[Annotated element entries]
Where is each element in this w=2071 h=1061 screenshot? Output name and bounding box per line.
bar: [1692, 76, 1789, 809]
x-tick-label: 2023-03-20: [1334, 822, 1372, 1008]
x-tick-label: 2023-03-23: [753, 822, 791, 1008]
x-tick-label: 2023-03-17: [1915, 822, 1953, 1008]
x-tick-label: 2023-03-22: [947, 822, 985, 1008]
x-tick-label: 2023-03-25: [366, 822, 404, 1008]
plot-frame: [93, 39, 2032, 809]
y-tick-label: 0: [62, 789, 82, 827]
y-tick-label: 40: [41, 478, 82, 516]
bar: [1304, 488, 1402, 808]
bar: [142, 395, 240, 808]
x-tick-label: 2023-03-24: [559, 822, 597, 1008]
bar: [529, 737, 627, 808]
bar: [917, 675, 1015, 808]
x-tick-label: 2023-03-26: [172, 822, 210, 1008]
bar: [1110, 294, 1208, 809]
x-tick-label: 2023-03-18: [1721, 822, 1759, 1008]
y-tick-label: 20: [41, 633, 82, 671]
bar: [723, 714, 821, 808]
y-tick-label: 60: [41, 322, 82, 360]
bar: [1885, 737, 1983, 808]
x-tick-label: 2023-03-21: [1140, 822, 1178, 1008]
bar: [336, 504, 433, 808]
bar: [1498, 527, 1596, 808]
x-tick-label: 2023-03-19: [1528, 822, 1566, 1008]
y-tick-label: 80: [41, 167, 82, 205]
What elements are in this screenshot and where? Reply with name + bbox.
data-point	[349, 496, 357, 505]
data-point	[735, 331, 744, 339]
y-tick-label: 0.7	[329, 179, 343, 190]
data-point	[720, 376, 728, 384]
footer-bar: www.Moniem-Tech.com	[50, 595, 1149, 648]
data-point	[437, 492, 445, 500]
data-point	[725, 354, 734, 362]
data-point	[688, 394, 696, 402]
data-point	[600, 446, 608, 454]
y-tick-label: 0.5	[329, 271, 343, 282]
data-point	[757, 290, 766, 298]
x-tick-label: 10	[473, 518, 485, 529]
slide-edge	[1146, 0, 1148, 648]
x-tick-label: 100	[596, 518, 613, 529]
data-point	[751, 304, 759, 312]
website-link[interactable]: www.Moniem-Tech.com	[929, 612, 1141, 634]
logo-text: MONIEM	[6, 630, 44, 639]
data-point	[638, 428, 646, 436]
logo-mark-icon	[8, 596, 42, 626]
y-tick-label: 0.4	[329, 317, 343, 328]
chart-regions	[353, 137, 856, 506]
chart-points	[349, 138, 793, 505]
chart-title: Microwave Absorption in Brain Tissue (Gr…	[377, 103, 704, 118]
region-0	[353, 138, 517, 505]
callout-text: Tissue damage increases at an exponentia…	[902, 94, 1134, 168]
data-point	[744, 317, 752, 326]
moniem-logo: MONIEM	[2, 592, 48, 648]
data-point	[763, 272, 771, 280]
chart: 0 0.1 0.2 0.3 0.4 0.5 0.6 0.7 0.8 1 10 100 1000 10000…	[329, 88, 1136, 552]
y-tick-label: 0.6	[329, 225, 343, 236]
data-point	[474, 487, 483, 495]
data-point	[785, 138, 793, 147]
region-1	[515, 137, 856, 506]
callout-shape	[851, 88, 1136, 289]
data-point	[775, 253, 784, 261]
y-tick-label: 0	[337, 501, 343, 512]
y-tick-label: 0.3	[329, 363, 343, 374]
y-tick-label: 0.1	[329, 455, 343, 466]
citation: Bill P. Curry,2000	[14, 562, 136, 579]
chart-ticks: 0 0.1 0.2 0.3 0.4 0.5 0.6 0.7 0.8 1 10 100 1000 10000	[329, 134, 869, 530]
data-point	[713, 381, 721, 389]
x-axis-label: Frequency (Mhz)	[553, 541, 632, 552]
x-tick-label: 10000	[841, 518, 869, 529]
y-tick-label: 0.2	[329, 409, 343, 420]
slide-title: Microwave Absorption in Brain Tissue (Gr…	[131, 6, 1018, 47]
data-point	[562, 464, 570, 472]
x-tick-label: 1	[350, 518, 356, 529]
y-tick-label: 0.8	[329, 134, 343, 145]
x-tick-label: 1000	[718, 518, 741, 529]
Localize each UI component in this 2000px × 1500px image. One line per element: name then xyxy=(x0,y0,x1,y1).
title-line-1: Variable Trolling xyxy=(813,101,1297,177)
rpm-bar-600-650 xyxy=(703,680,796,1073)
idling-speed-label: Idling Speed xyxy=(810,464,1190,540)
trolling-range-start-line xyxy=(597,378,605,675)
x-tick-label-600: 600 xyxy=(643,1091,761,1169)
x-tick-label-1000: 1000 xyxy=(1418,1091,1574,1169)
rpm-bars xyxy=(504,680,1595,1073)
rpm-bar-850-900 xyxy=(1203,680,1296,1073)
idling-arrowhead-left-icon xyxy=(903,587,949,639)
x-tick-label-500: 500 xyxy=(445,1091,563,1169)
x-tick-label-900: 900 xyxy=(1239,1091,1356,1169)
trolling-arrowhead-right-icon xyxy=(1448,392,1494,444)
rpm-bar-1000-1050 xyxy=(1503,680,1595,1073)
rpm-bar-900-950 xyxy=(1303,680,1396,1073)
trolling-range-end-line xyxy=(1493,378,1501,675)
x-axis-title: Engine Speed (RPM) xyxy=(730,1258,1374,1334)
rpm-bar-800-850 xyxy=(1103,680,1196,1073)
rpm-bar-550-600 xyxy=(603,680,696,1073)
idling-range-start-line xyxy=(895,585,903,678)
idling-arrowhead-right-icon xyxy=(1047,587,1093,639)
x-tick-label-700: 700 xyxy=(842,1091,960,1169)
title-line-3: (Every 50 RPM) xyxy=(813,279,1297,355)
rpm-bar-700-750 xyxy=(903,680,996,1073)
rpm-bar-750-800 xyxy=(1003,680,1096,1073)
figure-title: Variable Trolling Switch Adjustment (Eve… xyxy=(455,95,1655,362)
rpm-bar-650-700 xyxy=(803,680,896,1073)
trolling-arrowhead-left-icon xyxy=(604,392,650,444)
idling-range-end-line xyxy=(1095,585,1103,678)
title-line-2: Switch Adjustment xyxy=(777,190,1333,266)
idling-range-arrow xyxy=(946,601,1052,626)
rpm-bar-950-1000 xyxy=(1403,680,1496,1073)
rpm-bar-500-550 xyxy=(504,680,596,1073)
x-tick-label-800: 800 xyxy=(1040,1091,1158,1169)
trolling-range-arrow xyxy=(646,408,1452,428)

**What needs to be done:**
Reproduce the data verbatim from its first line down to and including the line containing "612, 1141, 634]".

**Reply:**
Where is each element in this w=2071 h=1061 screenshot? Output name and bounding box per line.
bar: [1692, 76, 1789, 809]
x-tick-label: 2023-03-20: [1334, 822, 1372, 1008]
x-tick-label: 2023-03-23: [753, 822, 791, 1008]
x-tick-label: 2023-03-17: [1915, 822, 1953, 1008]
x-tick-label: 2023-03-22: [947, 822, 985, 1008]
x-tick-label: 2023-03-25: [366, 822, 404, 1008]
plot-frame: [93, 39, 2032, 809]
y-tick-label: 0: [62, 789, 82, 827]
y-tick-label: 40: [41, 478, 82, 516]
bar: [1304, 488, 1402, 808]
bar: [142, 395, 240, 808]
x-tick-label: 2023-03-24: [559, 822, 597, 1008]
bar: [529, 737, 627, 808]
bar: [917, 675, 1015, 808]
x-tick-label: 2023-03-26: [172, 822, 210, 1008]
bar: [1110, 294, 1208, 809]
x-tick-label: 2023-03-18: [1721, 822, 1759, 1008]
y-tick-label: 20: [41, 633, 82, 671]
bar: [723, 714, 821, 808]
y-tick-label: 60: [41, 322, 82, 360]
bar: [1885, 737, 1983, 808]
x-tick-label: 2023-03-21: [1140, 822, 1178, 1008]
bar: [336, 504, 433, 808]
bar: [1498, 527, 1596, 808]
x-tick-label: 2023-03-19: [1528, 822, 1566, 1008]
y-tick-label: 80: [41, 167, 82, 205]
What elements are in this screenshot and where? Reply with name + bbox.
data-point	[349, 496, 357, 505]
data-point	[735, 331, 744, 339]
y-tick-label: 0.7	[329, 179, 343, 190]
data-point	[720, 376, 728, 384]
footer-bar: www.Moniem-Tech.com	[50, 595, 1149, 648]
data-point	[437, 492, 445, 500]
data-point	[725, 354, 734, 362]
data-point	[688, 394, 696, 402]
data-point	[600, 446, 608, 454]
y-tick-label: 0.5	[329, 271, 343, 282]
data-point	[757, 290, 766, 298]
x-tick-label: 10	[473, 518, 485, 529]
slide-edge	[1146, 0, 1148, 648]
x-tick-label: 100	[596, 518, 613, 529]
data-point	[751, 304, 759, 312]
website-link[interactable]: www.Moniem-Tech.com	[929, 612, 1141, 634]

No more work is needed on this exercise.